*STATED TASK:*
Transcribe the data that follows precisely, omitting nothing.

*DATA FOR THE TASK:*
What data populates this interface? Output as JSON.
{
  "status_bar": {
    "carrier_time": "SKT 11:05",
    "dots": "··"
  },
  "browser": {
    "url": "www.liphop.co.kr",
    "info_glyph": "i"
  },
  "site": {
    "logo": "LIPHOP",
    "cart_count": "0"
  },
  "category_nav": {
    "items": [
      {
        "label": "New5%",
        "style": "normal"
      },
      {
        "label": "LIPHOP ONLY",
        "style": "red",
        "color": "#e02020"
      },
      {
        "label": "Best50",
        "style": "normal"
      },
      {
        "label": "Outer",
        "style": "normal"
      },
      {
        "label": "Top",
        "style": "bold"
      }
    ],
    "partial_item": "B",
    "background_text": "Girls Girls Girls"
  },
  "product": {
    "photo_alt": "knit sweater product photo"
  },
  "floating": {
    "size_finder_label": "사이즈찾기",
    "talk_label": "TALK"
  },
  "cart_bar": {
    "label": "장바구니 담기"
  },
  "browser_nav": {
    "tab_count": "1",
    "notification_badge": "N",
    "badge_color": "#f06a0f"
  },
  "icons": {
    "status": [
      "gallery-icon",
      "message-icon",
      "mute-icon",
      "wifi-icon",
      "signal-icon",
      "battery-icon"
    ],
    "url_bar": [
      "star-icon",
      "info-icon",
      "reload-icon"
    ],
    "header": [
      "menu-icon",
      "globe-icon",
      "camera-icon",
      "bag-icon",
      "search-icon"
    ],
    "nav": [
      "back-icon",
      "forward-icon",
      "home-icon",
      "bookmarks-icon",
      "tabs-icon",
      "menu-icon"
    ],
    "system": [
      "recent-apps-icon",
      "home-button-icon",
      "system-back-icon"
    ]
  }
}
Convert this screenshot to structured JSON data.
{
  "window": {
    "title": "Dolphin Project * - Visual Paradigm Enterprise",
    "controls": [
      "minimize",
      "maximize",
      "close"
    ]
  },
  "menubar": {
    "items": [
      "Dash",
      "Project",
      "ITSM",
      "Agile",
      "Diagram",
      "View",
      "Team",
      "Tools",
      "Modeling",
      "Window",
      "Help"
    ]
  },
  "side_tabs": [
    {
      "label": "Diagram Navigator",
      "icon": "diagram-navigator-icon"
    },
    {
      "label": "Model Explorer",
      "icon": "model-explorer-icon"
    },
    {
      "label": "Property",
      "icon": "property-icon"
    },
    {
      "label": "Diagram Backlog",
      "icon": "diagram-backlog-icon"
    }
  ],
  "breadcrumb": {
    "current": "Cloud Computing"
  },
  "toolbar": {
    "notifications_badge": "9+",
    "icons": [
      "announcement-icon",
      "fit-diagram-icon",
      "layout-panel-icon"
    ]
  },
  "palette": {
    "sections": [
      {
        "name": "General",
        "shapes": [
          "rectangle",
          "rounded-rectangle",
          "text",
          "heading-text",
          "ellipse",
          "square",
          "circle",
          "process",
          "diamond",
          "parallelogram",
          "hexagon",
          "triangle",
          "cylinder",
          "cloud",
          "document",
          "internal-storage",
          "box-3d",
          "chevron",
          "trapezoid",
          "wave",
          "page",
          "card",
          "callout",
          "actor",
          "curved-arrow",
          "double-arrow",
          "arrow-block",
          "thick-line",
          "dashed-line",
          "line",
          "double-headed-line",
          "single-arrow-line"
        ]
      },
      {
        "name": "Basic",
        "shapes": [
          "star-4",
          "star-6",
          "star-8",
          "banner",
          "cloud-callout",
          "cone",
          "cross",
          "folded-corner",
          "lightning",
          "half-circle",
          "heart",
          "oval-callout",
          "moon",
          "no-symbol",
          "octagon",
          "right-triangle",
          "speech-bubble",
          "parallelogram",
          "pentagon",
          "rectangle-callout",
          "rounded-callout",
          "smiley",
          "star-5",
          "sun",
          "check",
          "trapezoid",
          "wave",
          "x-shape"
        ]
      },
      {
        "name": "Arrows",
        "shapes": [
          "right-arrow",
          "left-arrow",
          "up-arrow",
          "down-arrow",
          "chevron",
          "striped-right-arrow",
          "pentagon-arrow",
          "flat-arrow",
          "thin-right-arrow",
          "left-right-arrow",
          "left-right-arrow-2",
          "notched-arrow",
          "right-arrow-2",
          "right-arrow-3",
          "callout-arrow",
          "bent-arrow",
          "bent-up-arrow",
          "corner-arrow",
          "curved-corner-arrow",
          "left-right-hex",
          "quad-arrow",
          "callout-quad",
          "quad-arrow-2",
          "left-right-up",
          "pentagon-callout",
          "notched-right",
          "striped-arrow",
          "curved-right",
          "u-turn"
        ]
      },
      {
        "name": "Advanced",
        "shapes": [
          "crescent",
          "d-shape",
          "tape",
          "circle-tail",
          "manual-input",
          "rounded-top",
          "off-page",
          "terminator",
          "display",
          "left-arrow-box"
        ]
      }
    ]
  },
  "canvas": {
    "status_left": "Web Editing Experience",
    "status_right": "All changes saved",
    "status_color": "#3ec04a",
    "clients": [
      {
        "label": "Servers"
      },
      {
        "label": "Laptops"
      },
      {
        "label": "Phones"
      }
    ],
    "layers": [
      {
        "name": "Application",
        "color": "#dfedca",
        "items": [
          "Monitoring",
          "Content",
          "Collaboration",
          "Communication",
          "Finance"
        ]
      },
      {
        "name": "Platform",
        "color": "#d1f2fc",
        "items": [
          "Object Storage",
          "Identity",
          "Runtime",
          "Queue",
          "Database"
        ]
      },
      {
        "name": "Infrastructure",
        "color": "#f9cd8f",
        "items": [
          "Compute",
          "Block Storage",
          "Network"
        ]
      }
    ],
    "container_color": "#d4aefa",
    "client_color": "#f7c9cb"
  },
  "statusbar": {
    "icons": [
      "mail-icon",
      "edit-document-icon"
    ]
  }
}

*OUTPUT BELOW:*
What data populates this interface? Output as JSON.
{
  "status_bar": {
    "carrier_time": "SKT 11:05",
    "dots": "··"
  },
  "browser": {
    "url": "www.liphop.co.kr",
    "info_glyph": "i"
  },
  "site": {
    "logo": "LIPHOP",
    "cart_count": "0"
  },
  "category_nav": {
    "items": [
      {
        "label": "New5%",
        "style": "normal"
      },
      {
        "label": "LIPHOP ONLY",
        "style": "red",
        "color": "#e02020"
      },
      {
        "label": "Best50",
        "style": "normal"
      },
      {
        "label": "Outer",
        "style": "normal"
      },
      {
        "label": "Top",
        "style": "bold"
      }
    ],
    "partial_item": "B",
    "background_text": "Girls Girls Girls"
  },
  "product": {
    "photo_alt": "knit sweater product photo"
  },
  "floating": {
    "size_finder_label": "사이즈찾기",
    "talk_label": "TALK"
  },
  "cart_bar": {
    "label": "장바구니 담기"
  },
  "browser_nav": {
    "tab_count": "1",
    "notification_badge": "N",
    "badge_color": "#f06a0f"
  },
  "icons": {
    "status": [
      "gallery-icon",
      "message-icon",
      "mute-icon",
      "wifi-icon",
      "signal-icon",
      "battery-icon"
    ],
    "url_bar": [
      "star-icon",
      "info-icon",
      "reload-icon"
    ],
    "header": [
      "menu-icon",
      "globe-icon",
      "camera-icon",
      "bag-icon",
      "search-icon"
    ],
    "nav": [
      "back-icon",
      "forward-icon",
      "home-icon",
      "bookmarks-icon",
      "tabs-icon",
      "menu-icon"
    ],
    "system": [
      "recent-apps-icon",
      "home-button-icon",
      "system-back-icon"
    ]
  }
}
Convert this screenshot to structured JSON data.
{
  "window": {
    "title": "Dolphin Project * - Visual Paradigm Enterprise",
    "controls": [
      "minimize",
      "maximize",
      "close"
    ]
  },
  "menubar": {
    "items": [
      "Dash",
      "Project",
      "ITSM",
      "Agile",
      "Diagram",
      "View",
      "Team",
      "Tools",
      "Modeling",
      "Window",
      "Help"
    ]
  },
  "side_tabs": [
    {
      "label": "Diagram Navigator",
      "icon": "diagram-navigator-icon"
    },
    {
      "label": "Model Explorer",
      "icon": "model-explorer-icon"
    },
    {
      "label": "Property",
      "icon": "property-icon"
    },
    {
      "label": "Diagram Backlog",
      "icon": "diagram-backlog-icon"
    }
  ],
  "breadcrumb": {
    "current": "Cloud Computing"
  },
  "toolbar": {
    "notifications_badge": "9+",
    "icons": [
      "announcement-icon",
      "fit-diagram-icon",
      "layout-panel-icon"
    ]
  },
  "palette": {
    "sections": [
      {
        "name": "General",
        "shapes": [
          "rectangle",
          "rounded-rectangle",
          "text",
          "heading-text",
          "ellipse",
          "square",
          "circle",
          "process",
          "diamond",
          "parallelogram",
          "hexagon",
          "triangle",
          "cylinder",
          "cloud",
          "document",
          "internal-storage",
          "box-3d",
          "chevron",
          "trapezoid",
          "wave",
          "page",
          "card",
          "callout",
          "actor",
          "curved-arrow",
          "double-arrow",
          "arrow-block",
          "thick-line",
          "dashed-line",
          "line",
          "double-headed-line",
          "single-arrow-line"
        ]
      },
      {
        "name": "Basic",
        "shapes": [
          "star-4",
          "star-6",
          "star-8",
          "banner",
          "cloud-callout",
          "cone",
          "cross",
          "folded-corner",
          "lightning",
          "half-circle",
          "heart",
          "oval-callout",
          "moon",
          "no-symbol",
          "octagon",
          "right-triangle",
          "speech-bubble",
          "parallelogram",
          "pentagon",
          "rectangle-callout",
          "rounded-callout",
          "smiley",
          "star-5",
          "sun",
          "check",
          "trapezoid",
          "wave",
          "x-shape"
        ]
      },
      {
        "name": "Arrows",
        "shapes": [
          "right-arrow",
          "left-arrow",
          "up-arrow",
          "down-arrow",
          "chevron",
          "striped-right-arrow",
          "pentagon-arrow",
          "flat-arrow",
          "thin-right-arrow",
          "left-right-arrow",
          "left-right-arrow-2",
          "notched-arrow",
          "right-arrow-2",
          "right-arrow-3",
          "callout-arrow",
          "bent-arrow",
          "bent-up-arrow",
          "corner-arrow",
          "curved-corner-arrow",
          "left-right-hex",
          "quad-arrow",
          "callout-quad",
          "quad-arrow-2",
          "left-right-up",
          "pentagon-callout",
          "notched-right",
          "striped-arrow",
          "curved-right",
          "u-turn"
        ]
      },
      {
        "name": "Advanced",
        "shapes": [
          "crescent",
          "d-shape",
          "tape",
          "circle-tail",
          "manual-input",
          "rounded-top",
          "off-page",
          "terminator",
          "display",
          "left-arrow-box"
        ]
      }
    ]
  },
  "canvas": {
    "status_left": "Web Editing Experience",
    "status_right": "All changes saved",
    "status_color": "#3ec04a",
    "clients": [
      {
        "label": "Servers"
      },
      {
        "label": "Laptops"
      },
      {
        "label": "Phones"
      }
    ],
    "layers": [
      {
        "name": "Application",
        "color": "#dfedca",
        "items": [
          "Monitoring",
          "Content",
          "Collaboration",
          "Communication",
          "Finance"
        ]
      },
      {
        "name": "Platform",
        "color": "#d1f2fc",
        "items": [
          "Object Storage",
          "Identity",
          "Runtime",
          "Queue",
          "Database"
        ]
      },
      {
        "name": "Infrastructure",
        "color": "#f9cd8f",
        "items": [
          "Compute",
          "Block Storage",
          "Network"
        ]
      }
    ],
    "container_color": "#d4aefa",
    "client_color": "#f7c9cb"
  },
  "statusbar": {
    "icons": [
      "mail-icon",
      "edit-document-icon"
    ]
  }
}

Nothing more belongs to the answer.